▸ **EXERCISE REQUIREMENTS**
Every line below that holds the string "programs" should be copied out.

[Stored items from a collection]
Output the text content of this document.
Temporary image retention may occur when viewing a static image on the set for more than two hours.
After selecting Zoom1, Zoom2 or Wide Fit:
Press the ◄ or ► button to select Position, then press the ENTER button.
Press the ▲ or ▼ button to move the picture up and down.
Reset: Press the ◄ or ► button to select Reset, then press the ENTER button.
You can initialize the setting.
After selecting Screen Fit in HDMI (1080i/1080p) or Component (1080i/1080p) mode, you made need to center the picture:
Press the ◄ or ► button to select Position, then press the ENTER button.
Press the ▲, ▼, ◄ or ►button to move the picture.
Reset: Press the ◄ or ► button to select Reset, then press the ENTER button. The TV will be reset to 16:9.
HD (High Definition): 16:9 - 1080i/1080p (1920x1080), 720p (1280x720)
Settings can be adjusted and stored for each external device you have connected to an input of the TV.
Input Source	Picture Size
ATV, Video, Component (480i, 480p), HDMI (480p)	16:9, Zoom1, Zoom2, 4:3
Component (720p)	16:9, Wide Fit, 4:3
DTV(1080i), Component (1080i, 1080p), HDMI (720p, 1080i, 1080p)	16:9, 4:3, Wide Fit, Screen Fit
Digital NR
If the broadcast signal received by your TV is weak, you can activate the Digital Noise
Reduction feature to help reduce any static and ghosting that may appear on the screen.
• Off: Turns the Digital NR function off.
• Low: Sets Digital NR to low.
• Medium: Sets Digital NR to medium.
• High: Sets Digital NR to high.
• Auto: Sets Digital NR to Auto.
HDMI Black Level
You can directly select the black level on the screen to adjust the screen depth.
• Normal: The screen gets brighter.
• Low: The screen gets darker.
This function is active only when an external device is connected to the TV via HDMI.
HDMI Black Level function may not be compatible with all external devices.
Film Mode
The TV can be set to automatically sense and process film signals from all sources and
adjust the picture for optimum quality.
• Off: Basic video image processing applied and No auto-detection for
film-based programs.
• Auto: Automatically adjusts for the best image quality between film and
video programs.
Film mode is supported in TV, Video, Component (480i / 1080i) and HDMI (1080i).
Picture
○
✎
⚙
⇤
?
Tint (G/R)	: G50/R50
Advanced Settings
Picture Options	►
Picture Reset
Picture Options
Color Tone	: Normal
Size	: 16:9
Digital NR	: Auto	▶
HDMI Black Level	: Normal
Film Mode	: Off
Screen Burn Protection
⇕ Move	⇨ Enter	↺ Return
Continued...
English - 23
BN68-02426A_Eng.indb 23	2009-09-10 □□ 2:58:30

==

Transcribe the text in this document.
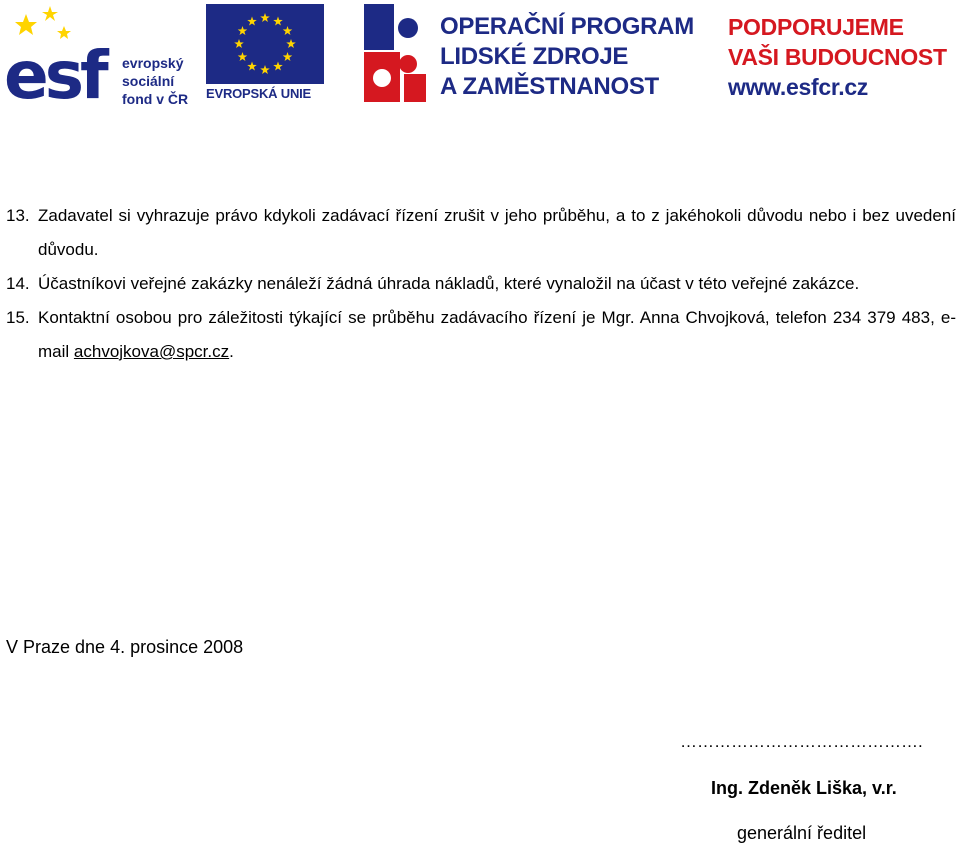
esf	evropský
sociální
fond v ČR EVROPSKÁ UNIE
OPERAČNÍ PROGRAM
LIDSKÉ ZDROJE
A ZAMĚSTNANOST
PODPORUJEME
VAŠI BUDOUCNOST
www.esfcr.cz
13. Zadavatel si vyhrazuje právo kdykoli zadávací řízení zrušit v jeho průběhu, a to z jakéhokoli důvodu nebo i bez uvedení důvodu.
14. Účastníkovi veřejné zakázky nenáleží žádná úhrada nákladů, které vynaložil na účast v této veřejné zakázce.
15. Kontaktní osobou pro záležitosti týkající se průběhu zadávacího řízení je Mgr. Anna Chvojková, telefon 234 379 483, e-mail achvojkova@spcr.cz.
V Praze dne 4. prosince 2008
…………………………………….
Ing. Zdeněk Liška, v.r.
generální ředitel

...

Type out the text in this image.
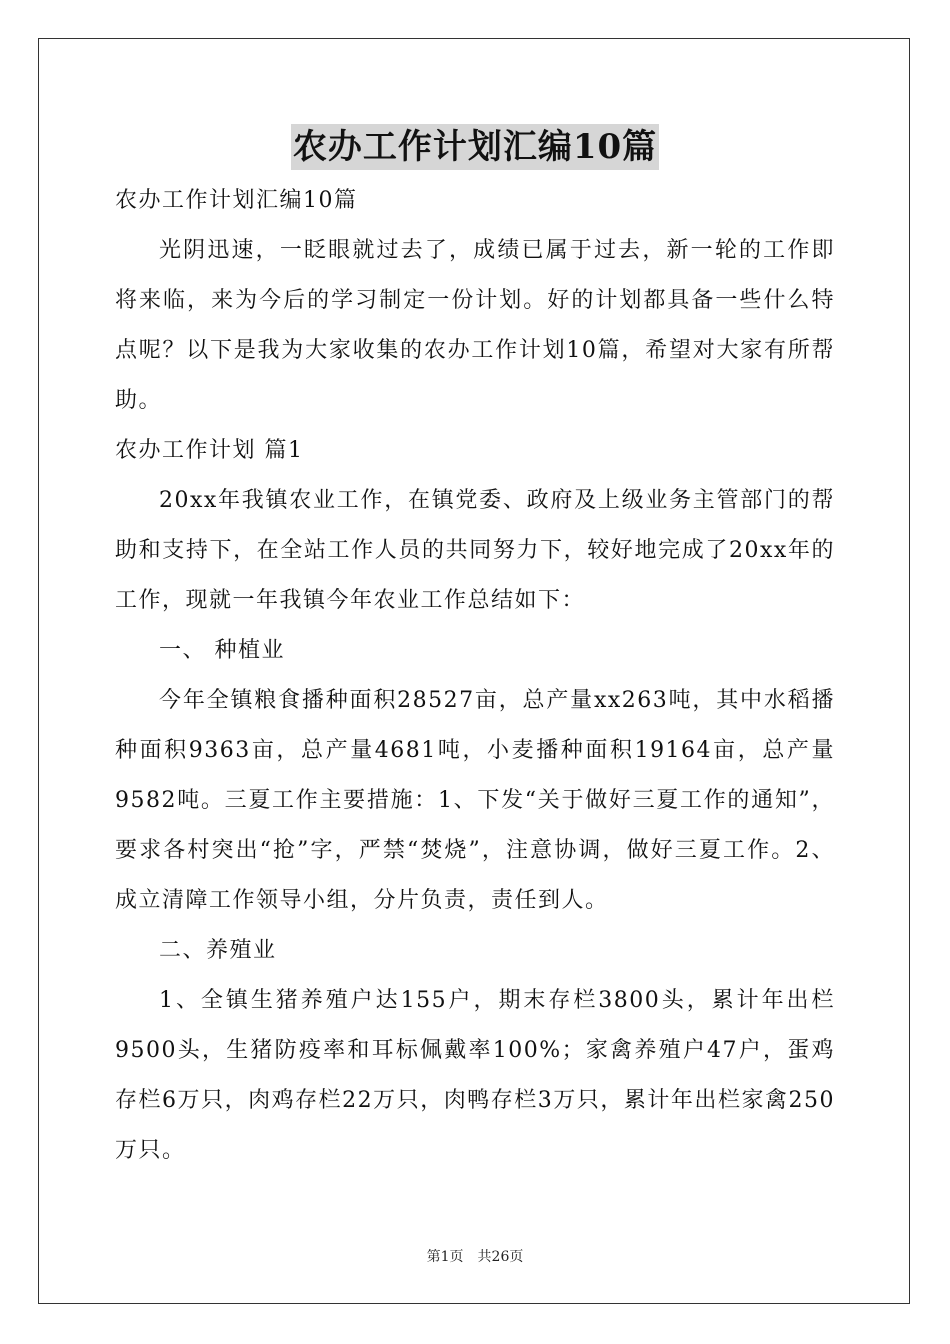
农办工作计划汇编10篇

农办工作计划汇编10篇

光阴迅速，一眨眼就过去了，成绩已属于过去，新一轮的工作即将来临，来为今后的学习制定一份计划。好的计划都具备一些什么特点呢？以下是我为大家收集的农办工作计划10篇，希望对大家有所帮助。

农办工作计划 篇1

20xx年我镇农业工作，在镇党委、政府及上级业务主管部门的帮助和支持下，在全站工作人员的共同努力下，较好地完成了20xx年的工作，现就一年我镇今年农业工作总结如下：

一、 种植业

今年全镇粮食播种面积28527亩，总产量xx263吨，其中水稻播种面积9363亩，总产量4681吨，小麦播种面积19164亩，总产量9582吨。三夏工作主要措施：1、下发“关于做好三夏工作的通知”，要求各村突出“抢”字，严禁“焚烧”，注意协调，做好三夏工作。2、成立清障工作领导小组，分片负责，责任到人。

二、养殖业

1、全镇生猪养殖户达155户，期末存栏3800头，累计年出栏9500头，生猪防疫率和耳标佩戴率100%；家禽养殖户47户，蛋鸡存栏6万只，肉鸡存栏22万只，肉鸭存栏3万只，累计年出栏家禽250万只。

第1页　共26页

▸ **SOLUTION FOR THIS EXERCISE**
film-based programs.
video programs.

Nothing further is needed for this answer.